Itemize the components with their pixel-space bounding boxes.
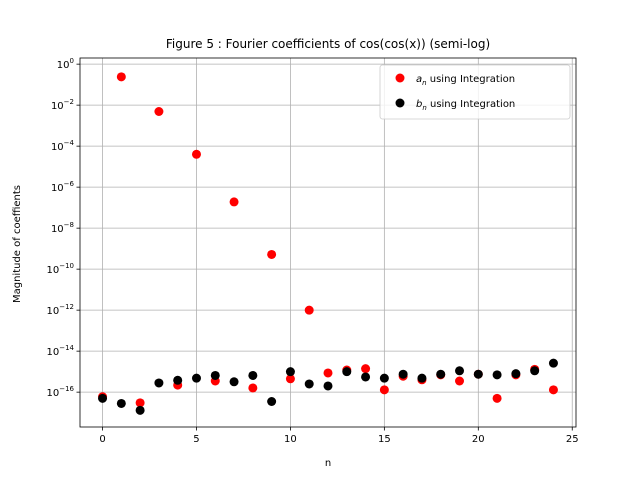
y-tick-label: 100 bbox=[57, 57, 74, 71]
x-tick-label: 25 bbox=[566, 434, 579, 445]
b-n-point bbox=[135, 405, 145, 415]
axis-ticks: 0 5 10 15 20 25 100 10−2 10−4 10−6 10−8 10−10 10−12 1… bbox=[46, 57, 578, 445]
b-n-point bbox=[511, 369, 521, 379]
y-tick-label: 10−10 bbox=[46, 262, 74, 276]
legend-box bbox=[379, 64, 571, 120]
x-axis-label: n bbox=[325, 458, 331, 469]
series-a-n bbox=[98, 72, 558, 408]
b-n-point bbox=[191, 373, 201, 383]
a-n-point bbox=[492, 393, 502, 403]
b-n-point bbox=[455, 366, 465, 376]
x-tick-label: 15 bbox=[378, 434, 391, 445]
y-tick-label: 10−2 bbox=[51, 98, 74, 112]
a-n-point bbox=[548, 385, 558, 395]
grid-lines bbox=[80, 58, 576, 427]
y-tick-label: 10−16 bbox=[46, 385, 74, 399]
a-n-point bbox=[191, 149, 201, 159]
legend-marker bbox=[395, 98, 405, 108]
b-n-point bbox=[379, 373, 389, 383]
y-tick-label: 10−14 bbox=[46, 344, 74, 358]
a-n-point bbox=[135, 398, 145, 408]
legend: an using Integration bn using Integration bbox=[379, 64, 571, 120]
x-tick-label: 0 bbox=[99, 434, 105, 445]
b-n-point bbox=[229, 377, 239, 387]
series-b-n bbox=[98, 358, 558, 415]
a-n-point bbox=[323, 368, 333, 378]
chart-title: Figure 5 : Fourier coefficients of cos(c… bbox=[166, 37, 490, 51]
b-n-point bbox=[98, 393, 108, 403]
y-axis-label: Magnitude of coeffients bbox=[12, 185, 23, 303]
y-tick-label: 10−6 bbox=[51, 180, 75, 194]
plot-frame bbox=[79, 57, 577, 428]
a-n-point bbox=[379, 385, 389, 395]
x-tick-label: 10 bbox=[284, 434, 297, 445]
b-n-point bbox=[530, 366, 540, 376]
b-n-point bbox=[248, 370, 258, 380]
b-n-point bbox=[210, 370, 220, 380]
y-tick-label: 10−12 bbox=[46, 303, 74, 317]
a-n-point bbox=[455, 376, 465, 386]
a-n-point bbox=[229, 197, 239, 207]
b-n-point bbox=[154, 378, 164, 388]
x-tick-label: 5 bbox=[193, 434, 199, 445]
b-n-point bbox=[323, 381, 333, 391]
b-n-point bbox=[473, 369, 483, 379]
b-n-point bbox=[361, 372, 371, 382]
b-n-point bbox=[398, 369, 408, 379]
a-n-point bbox=[267, 249, 277, 259]
a-n-point bbox=[304, 305, 314, 315]
b-n-point bbox=[173, 375, 183, 385]
b-n-point bbox=[116, 398, 126, 408]
b-n-point bbox=[285, 367, 295, 377]
data-points bbox=[98, 72, 558, 415]
b-n-point bbox=[436, 369, 446, 379]
b-n-point bbox=[342, 367, 352, 377]
y-tick-label: 10−8 bbox=[51, 221, 74, 235]
b-n-point bbox=[267, 396, 277, 406]
x-tick-label: 20 bbox=[472, 434, 485, 445]
a-n-point bbox=[361, 364, 371, 374]
a-n-point bbox=[154, 107, 164, 117]
a-n-point bbox=[285, 374, 295, 384]
legend-marker bbox=[395, 73, 405, 83]
legend-entry: bn using Integration bbox=[416, 99, 515, 112]
a-n-point bbox=[116, 72, 126, 82]
a-n-point bbox=[248, 383, 258, 393]
b-n-point bbox=[304, 379, 314, 389]
b-n-point bbox=[417, 373, 427, 383]
y-tick-label: 10−4 bbox=[51, 139, 75, 153]
b-n-point bbox=[492, 370, 502, 380]
b-n-point bbox=[548, 358, 558, 368]
legend-entry: an using Integration bbox=[416, 74, 515, 87]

Exercise prompt: Convert the material above into a Markdown table with two columns, No. and Entry: give each line its own row, numbered in order, and leave out blank lines and the pictures.

Expected answer:
| No. | Entry |
|---|---|
| 1 | Itemize the components with their pixel-space bounding boxes. |
| 2 | y-tick-label: 100 bbox=[57, 57, 74, 71] |
| 3 | x-tick-label: 25 bbox=[566, 434, 579, 445] |
| 4 | b-n-point bbox=[135, 405, 145, 415] |
| 5 | axis-ticks: 0 5 10 15 20 25 100 10−2 10−4 10−6 10−8 10−10 10−12 1… bbox=[46, 57, 578, 445] |
| 6 | b-n-point bbox=[511, 369, 521, 379] |
| 7 | y-tick-label: 10−10 bbox=[46, 262, 74, 276] |
| 8 | legend-box bbox=[379, 64, 571, 120] |
| 9 | x-axis-label: n bbox=[325, 458, 331, 469] |
| 10 | series-a-n bbox=[98, 72, 558, 408] |
| 11 | b-n-point bbox=[191, 373, 201, 383] |
| 12 | a-n-point bbox=[492, 393, 502, 403] |
| 13 | b-n-point bbox=[455, 366, 465, 376] |
| 14 | x-tick-label: 15 bbox=[378, 434, 391, 445] |
| 15 | y-tick-label: 10−2 bbox=[51, 98, 74, 112] |
| 16 | a-n-point bbox=[548, 385, 558, 395] |
| 17 | grid-lines bbox=[80, 58, 576, 427] |
| 18 | y-tick-label: 10−16 bbox=[46, 385, 74, 399] |
| 19 | a-n-point bbox=[191, 149, 201, 159] |
| 20 | legend-marker bbox=[395, 98, 405, 108] |
| 21 | b-n-point bbox=[379, 373, 389, 383] |
| 22 | y-tick-label: 10−14 bbox=[46, 344, 74, 358] |
| 23 | a-n-point bbox=[135, 398, 145, 408] |
| 24 | legend: an using Integration bn using Integration bbox=[379, 64, 571, 120] |
| 25 | x-tick-label: 0 bbox=[99, 434, 105, 445] |
| 26 | b-n-point bbox=[229, 377, 239, 387] |
| 27 | series-b-n bbox=[98, 358, 558, 415] |
| 28 | a-n-point bbox=[323, 368, 333, 378] |
| 29 | chart-title: Figure 5 : Fourier coefficients of cos(c… bbox=[166, 37, 490, 51] |
| 30 | b-n-point bbox=[98, 393, 108, 403] |
| 31 | y-axis-label: Magnitude of coeffients bbox=[12, 185, 23, 303] |
| 32 | y-tick-label: 10−6 bbox=[51, 180, 75, 194] |
| 33 | plot-frame bbox=[79, 57, 577, 428] |
| 34 | a-n-point bbox=[379, 385, 389, 395] |
| 35 | x-tick-label: 10 bbox=[284, 434, 297, 445] |
| 36 | b-n-point bbox=[530, 366, 540, 376] |
| 37 | b-n-point bbox=[248, 370, 258, 380] |
| 38 | b-n-point bbox=[210, 370, 220, 380] |
| 39 | y-tick-label: 10−12 bbox=[46, 303, 74, 317] |
| 40 | a-n-point bbox=[455, 376, 465, 386] |
| 41 | a-n-point bbox=[229, 197, 239, 207] |
| 42 | b-n-point bbox=[154, 378, 164, 388] |
| 43 | x-tick-label: 5 bbox=[193, 434, 199, 445] |
| 44 | b-n-point bbox=[323, 381, 333, 391] |
| 45 | b-n-point bbox=[473, 369, 483, 379] |
| 46 | b-n-point bbox=[361, 372, 371, 382] |
| 47 | b-n-point bbox=[398, 369, 408, 379] |
| 48 | a-n-point bbox=[267, 249, 277, 259] |
| 49 | a-n-point bbox=[304, 305, 314, 315] |
| 50 | b-n-point bbox=[173, 375, 183, 385] |
| 51 | b-n-point bbox=[116, 398, 126, 408] |
| 52 | b-n-point bbox=[285, 367, 295, 377] |
| 53 | data-points bbox=[98, 72, 558, 415] |
| 54 | b-n-point bbox=[436, 369, 446, 379] |
| 55 | b-n-point bbox=[342, 367, 352, 377] |
| 56 | y-tick-label: 10−8 bbox=[51, 221, 74, 235] |
| 57 | b-n-point bbox=[267, 396, 277, 406] |
| 58 | x-tick-label: 20 bbox=[472, 434, 485, 445] |
| 59 | a-n-point bbox=[361, 364, 371, 374] |
| 60 | a-n-point bbox=[154, 107, 164, 117] |
| 61 | a-n-point bbox=[285, 374, 295, 384] |
| 62 | legend-marker bbox=[395, 73, 405, 83] |
| 63 | legend-entry: bn using Integration bbox=[416, 99, 515, 112] |
| 64 | a-n-point bbox=[116, 72, 126, 82] |
| 65 | a-n-point bbox=[248, 383, 258, 393] |
| 66 | b-n-point bbox=[304, 379, 314, 389] |
| 67 | b-n-point bbox=[417, 373, 427, 383] |
| 68 | y-tick-label: 10−4 bbox=[51, 139, 75, 153] |
| 69 | b-n-point bbox=[492, 370, 502, 380] |
| 70 | b-n-point bbox=[548, 358, 558, 368] |
| 71 | legend-entry: an using Integration bbox=[416, 74, 515, 87] |